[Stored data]
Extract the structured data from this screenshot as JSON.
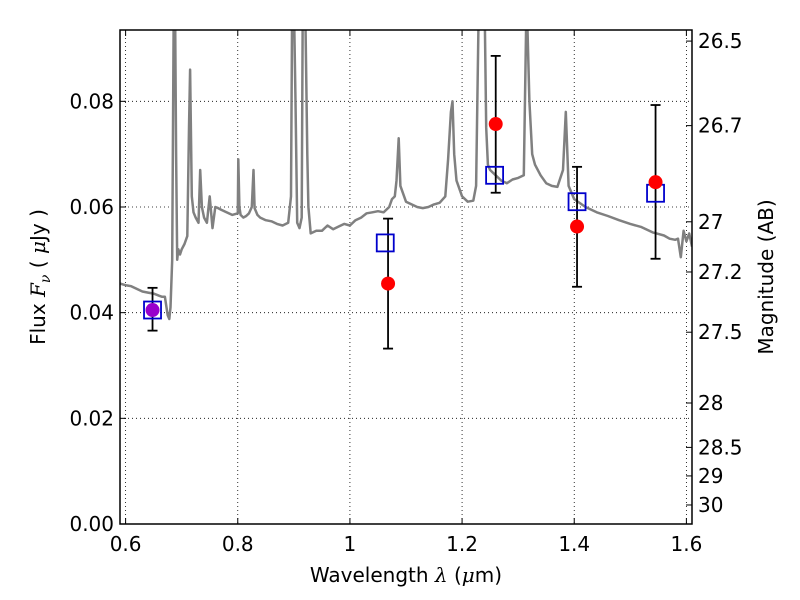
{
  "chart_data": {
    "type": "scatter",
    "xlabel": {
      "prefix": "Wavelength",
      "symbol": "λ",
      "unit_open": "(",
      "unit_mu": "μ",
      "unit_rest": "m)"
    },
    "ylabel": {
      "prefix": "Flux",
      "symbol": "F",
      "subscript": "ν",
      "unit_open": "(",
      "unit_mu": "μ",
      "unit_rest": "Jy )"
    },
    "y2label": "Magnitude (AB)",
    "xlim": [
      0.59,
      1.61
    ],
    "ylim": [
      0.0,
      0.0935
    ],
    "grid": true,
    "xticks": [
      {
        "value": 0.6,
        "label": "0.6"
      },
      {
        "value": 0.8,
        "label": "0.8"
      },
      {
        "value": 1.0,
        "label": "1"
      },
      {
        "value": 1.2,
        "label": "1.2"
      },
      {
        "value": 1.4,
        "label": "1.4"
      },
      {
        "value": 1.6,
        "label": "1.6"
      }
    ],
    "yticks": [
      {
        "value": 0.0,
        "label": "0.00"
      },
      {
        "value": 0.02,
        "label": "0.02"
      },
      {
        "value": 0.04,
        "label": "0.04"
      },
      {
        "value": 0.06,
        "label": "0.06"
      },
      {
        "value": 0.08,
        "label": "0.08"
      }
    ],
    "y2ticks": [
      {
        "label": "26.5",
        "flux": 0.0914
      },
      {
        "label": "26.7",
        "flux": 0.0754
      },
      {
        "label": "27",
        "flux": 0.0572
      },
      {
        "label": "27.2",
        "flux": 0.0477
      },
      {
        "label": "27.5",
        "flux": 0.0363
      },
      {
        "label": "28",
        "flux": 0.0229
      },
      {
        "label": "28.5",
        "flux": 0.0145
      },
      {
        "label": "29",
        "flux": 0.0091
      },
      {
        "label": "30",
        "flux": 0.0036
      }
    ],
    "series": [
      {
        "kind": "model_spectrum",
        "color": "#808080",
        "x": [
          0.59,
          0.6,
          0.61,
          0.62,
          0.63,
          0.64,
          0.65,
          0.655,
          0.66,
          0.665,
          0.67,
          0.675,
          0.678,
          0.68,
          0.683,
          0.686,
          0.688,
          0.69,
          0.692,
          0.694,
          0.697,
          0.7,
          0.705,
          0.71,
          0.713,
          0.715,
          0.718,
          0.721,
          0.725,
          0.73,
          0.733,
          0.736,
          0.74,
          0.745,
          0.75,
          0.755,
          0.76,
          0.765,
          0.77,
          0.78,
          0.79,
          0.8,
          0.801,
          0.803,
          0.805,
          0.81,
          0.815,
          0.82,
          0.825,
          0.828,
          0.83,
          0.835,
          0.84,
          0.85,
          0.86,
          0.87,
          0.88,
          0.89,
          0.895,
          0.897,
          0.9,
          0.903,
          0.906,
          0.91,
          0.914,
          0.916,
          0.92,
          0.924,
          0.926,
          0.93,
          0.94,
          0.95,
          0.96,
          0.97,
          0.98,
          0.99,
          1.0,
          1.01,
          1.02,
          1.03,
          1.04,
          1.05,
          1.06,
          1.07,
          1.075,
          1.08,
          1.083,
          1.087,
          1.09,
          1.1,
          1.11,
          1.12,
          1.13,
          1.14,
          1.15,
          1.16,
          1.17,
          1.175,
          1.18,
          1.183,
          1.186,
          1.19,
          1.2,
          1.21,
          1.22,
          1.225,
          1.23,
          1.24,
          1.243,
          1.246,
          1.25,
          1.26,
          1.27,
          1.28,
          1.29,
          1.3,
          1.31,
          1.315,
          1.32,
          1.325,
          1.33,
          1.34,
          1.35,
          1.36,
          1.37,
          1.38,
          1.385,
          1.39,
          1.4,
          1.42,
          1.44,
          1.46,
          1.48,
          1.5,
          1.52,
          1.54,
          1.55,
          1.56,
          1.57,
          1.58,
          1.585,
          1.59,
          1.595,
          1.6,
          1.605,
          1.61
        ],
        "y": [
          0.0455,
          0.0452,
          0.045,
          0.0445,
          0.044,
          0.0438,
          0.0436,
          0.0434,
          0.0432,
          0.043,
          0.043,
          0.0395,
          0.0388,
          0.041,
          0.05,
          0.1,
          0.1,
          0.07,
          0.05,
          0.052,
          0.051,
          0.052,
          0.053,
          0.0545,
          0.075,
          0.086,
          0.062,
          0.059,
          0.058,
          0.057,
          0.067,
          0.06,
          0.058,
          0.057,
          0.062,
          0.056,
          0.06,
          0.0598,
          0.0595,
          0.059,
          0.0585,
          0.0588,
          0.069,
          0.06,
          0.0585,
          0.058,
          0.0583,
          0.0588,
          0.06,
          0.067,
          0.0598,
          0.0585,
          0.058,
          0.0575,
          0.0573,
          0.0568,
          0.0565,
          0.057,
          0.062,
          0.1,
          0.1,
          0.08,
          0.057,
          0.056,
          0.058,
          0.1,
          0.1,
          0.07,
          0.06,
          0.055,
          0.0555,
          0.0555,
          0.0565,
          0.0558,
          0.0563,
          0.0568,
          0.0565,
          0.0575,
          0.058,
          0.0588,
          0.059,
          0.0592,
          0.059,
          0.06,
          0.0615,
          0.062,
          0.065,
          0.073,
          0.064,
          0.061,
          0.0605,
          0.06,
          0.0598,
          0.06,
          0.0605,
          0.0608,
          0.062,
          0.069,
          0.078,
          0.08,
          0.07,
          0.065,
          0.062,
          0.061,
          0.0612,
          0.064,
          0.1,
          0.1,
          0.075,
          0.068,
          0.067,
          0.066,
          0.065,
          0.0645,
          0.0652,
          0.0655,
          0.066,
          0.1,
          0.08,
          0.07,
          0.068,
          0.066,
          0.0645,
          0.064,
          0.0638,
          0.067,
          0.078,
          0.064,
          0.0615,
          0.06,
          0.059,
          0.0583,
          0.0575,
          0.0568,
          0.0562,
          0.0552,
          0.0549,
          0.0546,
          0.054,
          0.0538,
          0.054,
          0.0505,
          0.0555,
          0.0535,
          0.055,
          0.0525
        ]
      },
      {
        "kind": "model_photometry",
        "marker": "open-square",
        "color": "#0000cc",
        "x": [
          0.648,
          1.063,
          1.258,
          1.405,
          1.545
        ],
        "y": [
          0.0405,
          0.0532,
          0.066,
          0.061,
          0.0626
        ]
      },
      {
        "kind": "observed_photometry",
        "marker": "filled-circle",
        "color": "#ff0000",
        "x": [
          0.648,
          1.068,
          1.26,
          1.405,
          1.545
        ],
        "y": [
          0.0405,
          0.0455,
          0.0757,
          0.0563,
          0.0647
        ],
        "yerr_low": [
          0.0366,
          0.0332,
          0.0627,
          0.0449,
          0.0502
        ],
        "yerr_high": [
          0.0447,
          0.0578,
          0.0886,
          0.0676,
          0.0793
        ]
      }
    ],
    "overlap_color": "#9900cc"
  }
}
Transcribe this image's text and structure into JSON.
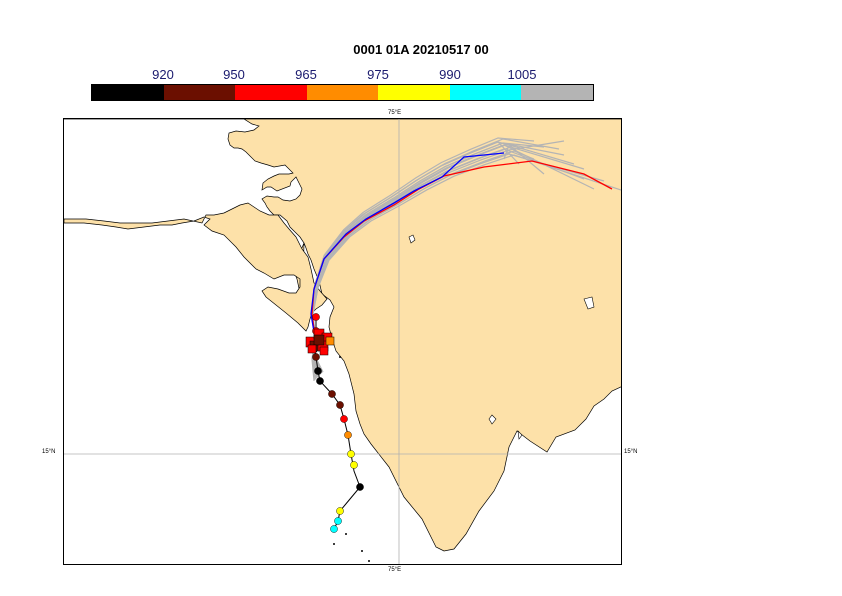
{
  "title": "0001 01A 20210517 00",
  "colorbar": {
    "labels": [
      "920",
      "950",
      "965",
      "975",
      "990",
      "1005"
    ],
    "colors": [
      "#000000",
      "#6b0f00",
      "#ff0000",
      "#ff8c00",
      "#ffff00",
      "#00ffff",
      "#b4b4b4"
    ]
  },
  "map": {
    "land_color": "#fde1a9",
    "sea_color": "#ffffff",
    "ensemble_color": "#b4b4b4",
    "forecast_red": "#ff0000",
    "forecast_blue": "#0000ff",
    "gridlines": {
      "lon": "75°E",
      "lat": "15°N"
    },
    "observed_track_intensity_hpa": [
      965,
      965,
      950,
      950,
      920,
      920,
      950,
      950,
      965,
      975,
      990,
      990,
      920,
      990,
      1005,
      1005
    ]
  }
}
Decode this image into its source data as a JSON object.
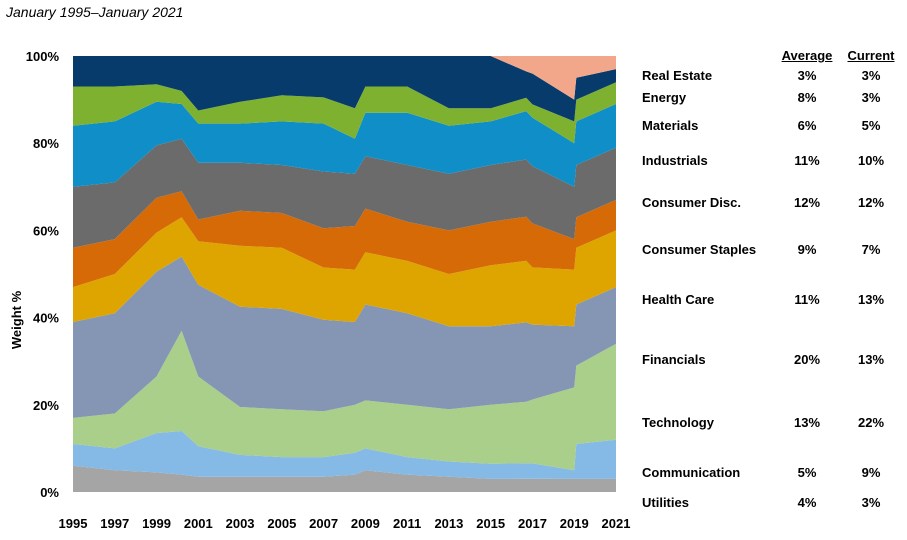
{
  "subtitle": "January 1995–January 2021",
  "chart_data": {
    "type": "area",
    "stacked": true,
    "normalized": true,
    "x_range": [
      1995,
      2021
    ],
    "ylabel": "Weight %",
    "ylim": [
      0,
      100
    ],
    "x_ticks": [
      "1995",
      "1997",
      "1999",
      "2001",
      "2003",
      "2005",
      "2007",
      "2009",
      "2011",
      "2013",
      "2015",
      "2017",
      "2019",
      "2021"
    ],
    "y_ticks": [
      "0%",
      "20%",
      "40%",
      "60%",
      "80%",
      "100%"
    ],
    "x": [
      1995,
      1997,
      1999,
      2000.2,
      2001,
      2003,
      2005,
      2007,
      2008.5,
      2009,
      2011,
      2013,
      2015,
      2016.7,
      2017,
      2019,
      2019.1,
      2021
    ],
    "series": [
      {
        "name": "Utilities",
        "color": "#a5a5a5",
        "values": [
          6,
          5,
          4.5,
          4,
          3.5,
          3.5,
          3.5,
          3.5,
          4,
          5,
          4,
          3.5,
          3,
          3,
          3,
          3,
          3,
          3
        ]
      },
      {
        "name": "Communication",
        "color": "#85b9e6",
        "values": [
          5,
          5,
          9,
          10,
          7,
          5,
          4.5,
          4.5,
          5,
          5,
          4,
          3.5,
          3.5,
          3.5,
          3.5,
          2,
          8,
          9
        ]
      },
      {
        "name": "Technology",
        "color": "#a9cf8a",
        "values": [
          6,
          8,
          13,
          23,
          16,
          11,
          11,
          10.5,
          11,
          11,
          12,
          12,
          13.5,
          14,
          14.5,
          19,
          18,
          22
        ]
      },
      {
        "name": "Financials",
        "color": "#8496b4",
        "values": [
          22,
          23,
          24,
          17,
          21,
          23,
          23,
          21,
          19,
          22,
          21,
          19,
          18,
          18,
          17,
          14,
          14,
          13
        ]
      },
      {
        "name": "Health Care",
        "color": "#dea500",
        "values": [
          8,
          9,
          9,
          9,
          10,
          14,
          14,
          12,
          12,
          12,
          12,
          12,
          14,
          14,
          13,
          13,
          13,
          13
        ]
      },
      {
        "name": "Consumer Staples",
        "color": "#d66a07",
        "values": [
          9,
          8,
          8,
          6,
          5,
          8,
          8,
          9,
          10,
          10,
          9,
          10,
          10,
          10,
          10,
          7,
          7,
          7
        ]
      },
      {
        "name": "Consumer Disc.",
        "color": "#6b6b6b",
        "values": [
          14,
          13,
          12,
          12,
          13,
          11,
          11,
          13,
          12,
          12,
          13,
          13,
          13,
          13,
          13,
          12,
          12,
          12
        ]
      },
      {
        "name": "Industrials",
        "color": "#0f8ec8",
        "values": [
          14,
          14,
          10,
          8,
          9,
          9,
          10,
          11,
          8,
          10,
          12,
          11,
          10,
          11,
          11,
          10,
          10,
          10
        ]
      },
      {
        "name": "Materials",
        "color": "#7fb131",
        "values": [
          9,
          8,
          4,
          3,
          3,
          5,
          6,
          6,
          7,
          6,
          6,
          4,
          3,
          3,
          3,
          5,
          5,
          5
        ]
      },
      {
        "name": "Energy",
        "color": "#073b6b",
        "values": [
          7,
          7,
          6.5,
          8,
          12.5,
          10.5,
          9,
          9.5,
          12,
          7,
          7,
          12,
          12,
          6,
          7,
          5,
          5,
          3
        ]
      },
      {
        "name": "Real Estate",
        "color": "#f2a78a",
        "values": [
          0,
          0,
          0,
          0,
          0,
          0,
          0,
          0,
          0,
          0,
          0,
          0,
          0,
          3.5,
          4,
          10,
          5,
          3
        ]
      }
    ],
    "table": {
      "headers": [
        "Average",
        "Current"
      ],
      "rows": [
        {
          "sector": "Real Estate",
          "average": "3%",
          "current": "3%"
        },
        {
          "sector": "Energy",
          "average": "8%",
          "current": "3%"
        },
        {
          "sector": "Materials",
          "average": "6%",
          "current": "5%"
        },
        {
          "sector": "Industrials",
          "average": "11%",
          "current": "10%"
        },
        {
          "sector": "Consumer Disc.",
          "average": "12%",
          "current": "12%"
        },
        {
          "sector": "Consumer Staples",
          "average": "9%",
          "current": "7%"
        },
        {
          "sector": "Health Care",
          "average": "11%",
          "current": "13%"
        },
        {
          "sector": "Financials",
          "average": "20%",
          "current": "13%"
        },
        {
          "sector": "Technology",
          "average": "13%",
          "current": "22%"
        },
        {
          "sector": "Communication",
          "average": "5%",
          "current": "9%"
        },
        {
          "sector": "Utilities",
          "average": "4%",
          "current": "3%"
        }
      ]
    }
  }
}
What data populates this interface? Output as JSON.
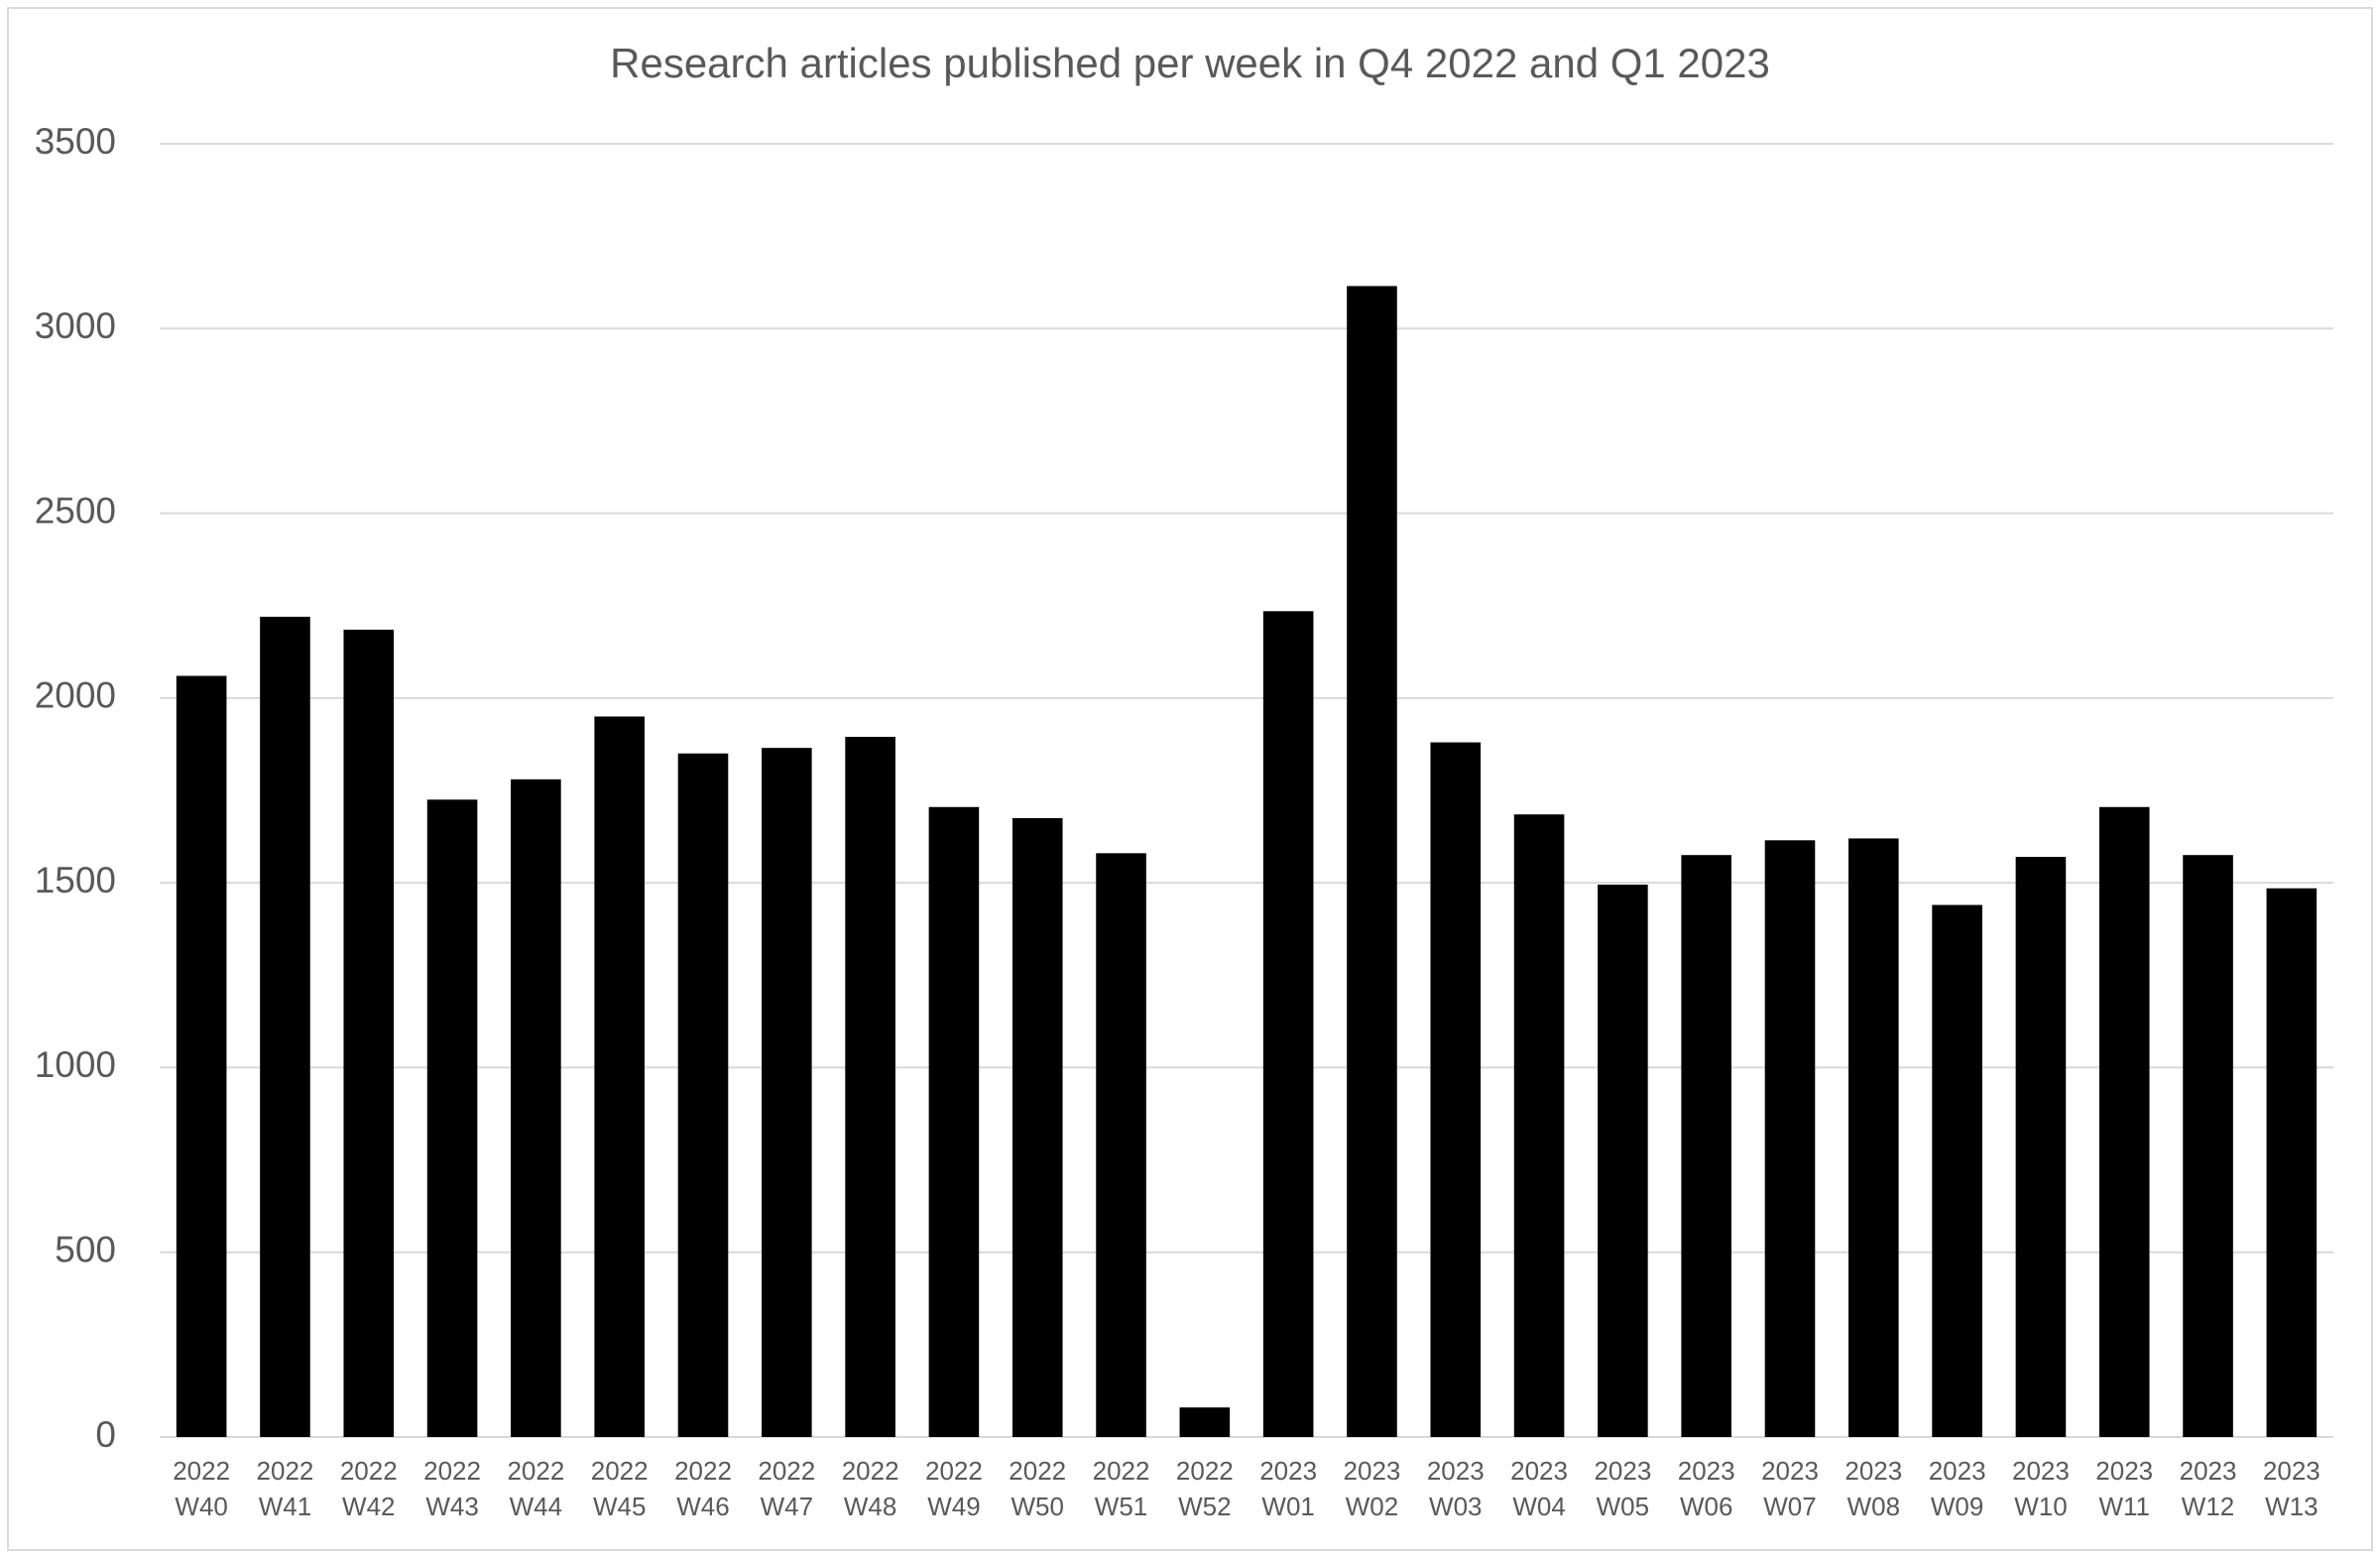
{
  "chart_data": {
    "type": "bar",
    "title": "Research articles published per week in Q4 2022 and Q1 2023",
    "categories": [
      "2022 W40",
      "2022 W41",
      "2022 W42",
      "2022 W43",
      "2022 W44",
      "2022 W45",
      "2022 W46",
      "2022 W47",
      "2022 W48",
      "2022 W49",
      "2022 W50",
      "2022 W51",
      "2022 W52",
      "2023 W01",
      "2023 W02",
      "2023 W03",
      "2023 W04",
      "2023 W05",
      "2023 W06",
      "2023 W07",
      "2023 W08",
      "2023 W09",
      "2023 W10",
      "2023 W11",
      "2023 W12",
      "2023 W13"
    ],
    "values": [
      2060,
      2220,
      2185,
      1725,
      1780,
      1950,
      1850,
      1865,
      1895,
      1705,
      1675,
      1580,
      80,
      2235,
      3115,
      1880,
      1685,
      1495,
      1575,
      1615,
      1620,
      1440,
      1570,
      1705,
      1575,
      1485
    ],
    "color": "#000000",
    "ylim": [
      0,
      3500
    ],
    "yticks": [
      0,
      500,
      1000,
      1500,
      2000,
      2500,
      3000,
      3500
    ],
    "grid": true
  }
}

[Goal]:
Lines of the listing that contain the word "JSON" are to be counted; report only their number.

[In response]:
4